TO DO: Your copy of the material must match it exactly, except that pictures are dropped.

THE DATA:
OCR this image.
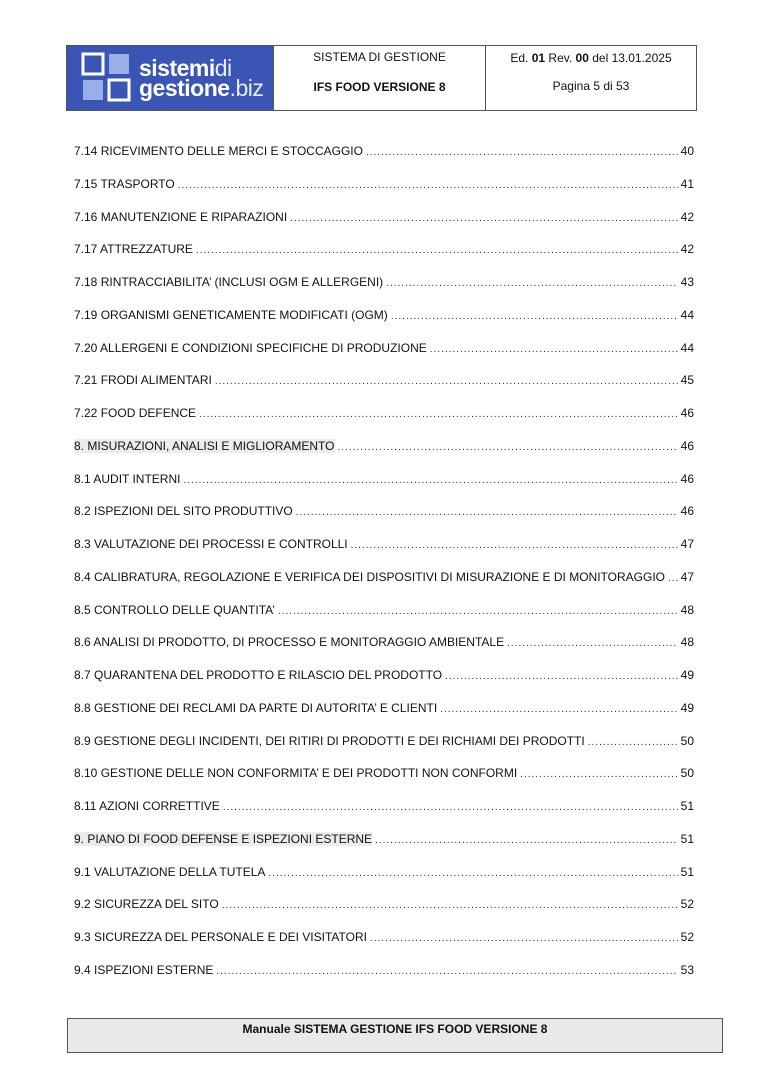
sistemidi
gestione.biz
SISTEMA DI GESTIONE
IFS FOOD VERSIONE 8
Ed. 01 Rev. 00 del 13.01.2025
Pagina 5 di 53
7.14 RICEVIMENTO DELLE MERCI E STOCCAGGIO .....	40
7.15 TRASPORTO .....	41
7.16 MANUTENZIONE E RIPARAZIONI .....	42
7.17 ATTREZZATURE .....	42
7.18 RINTRACCIABILITA’ (INCLUSI OGM E ALLERGENI) .....	43
7.19 ORGANISMI GENETICAMENTE MODIFICATI (OGM) .....	44
7.20 ALLERGENI E CONDIZIONI SPECIFICHE DI PRODUZIONE .....	44
7.21 FRODI ALIMENTARI .....	45
7.22 FOOD DEFENCE .....	46
8. MISURAZIONI, ANALISI E MIGLIORAMENTO .....	46
8.1 AUDIT INTERNI .....	46
8.2 ISPEZIONI DEL SITO PRODUTTIVO .....	46
8.3 VALUTAZIONE DEI PROCESSI E CONTROLLI .....	47
8.4 CALIBRATURA, REGOLAZIONE E VERIFICA DEI DISPOSITIVI DI MISURAZIONE E DI MONITORAGGIO ..... 47
8.5 CONTROLLO DELLE QUANTITA’ .....	48
8.6 ANALISI DI PRODOTTO, DI PROCESSO E MONITORAGGIO AMBIENTALE .....	48
8.7 QUARANTENA DEL PRODOTTO E RILASCIO DEL PRODOTTO .....	49
8.8 GESTIONE DEI RECLAMI DA PARTE DI AUTORITA’ E CLIENTI .....	49
8.9 GESTIONE DEGLI INCIDENTI, DEI RITIRI DI PRODOTTI E DEI RICHIAMI DEI PRODOTTI .....	50
8.10 GESTIONE DELLE NON CONFORMITA’ E DEI PRODOTTI NON CONFORMI .....	50
8.11 AZIONI CORRETTIVE .....	51
9. PIANO DI FOOD DEFENSE E ISPEZIONI ESTERNE .....	51
9.1 VALUTAZIONE DELLA TUTELA .....	51
9.2 SICUREZZA DEL SITO .....	52
9.3 SICUREZZA DEL PERSONALE E DEI VISITATORI .....	52
9.4 ISPEZIONI ESTERNE .....	53
Manuale SISTEMA GESTIONE IFS FOOD VERSIONE 8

RESPONSE TO THIS EXERCISE:
OCR this image.
sistemidi
gestione.biz
SISTEMA DI GESTIONE
IFS FOOD VERSIONE 8
Ed. 01 Rev. 00 del 13.01.2025
Pagina 5 di 53
7.14 RICEVIMENTO DELLE MERCI E STOCCAGGIO .....	40
7.15 TRASPORTO .....	41
7.16 MANUTENZIONE E RIPARAZIONI .....	42
7.17 ATTREZZATURE .....	42
7.18 RINTRACCIABILITA’ (INCLUSI OGM E ALLERGENI) .....	43
7.19 ORGANISMI GENETICAMENTE MODIFICATI (OGM) .....	44
7.20 ALLERGENI E CONDIZIONI SPECIFICHE DI PRODUZIONE .....	44
7.21 FRODI ALIMENTARI .....	45
7.22 FOOD DEFENCE .....	46
8. MISURAZIONI, ANALISI E MIGLIORAMENTO .....	46
8.1 AUDIT INTERNI .....	46
8.2 ISPEZIONI DEL SITO PRODUTTIVO .....	46
8.3 VALUTAZIONE DEI PROCESSI E CONTROLLI .....	47
8.4 CALIBRATURA, REGOLAZIONE E VERIFICA DEI DISPOSITIVI DI MISURAZIONE E DI MONITORAGGIO ..... 47
8.5 CONTROLLO DELLE QUANTITA’ .....	48
8.6 ANALISI DI PRODOTTO, DI PROCESSO E MONITORAGGIO AMBIENTALE .....	48
8.7 QUARANTENA DEL PRODOTTO E RILASCIO DEL PRODOTTO .....	49
8.8 GESTIONE DEI RECLAMI DA PARTE DI AUTORITA’ E CLIENTI .....	49
8.9 GESTIONE DEGLI INCIDENTI, DEI RITIRI DI PRODOTTI E DEI RICHIAMI DEI PRODOTTI .....	50
8.10 GESTIONE DELLE NON CONFORMITA’ E DEI PRODOTTI NON CONFORMI .....	50
8.11 AZIONI CORRETTIVE .....	51
9. PIANO DI FOOD DEFENSE E ISPEZIONI ESTERNE .....	51
9.1 VALUTAZIONE DELLA TUTELA .....	51
9.2 SICUREZZA DEL SITO .....	52
9.3 SICUREZZA DEL PERSONALE E DEI VISITATORI .....	52
9.4 ISPEZIONI ESTERNE .....	53
Manuale SISTEMA GESTIONE IFS FOOD VERSIONE 8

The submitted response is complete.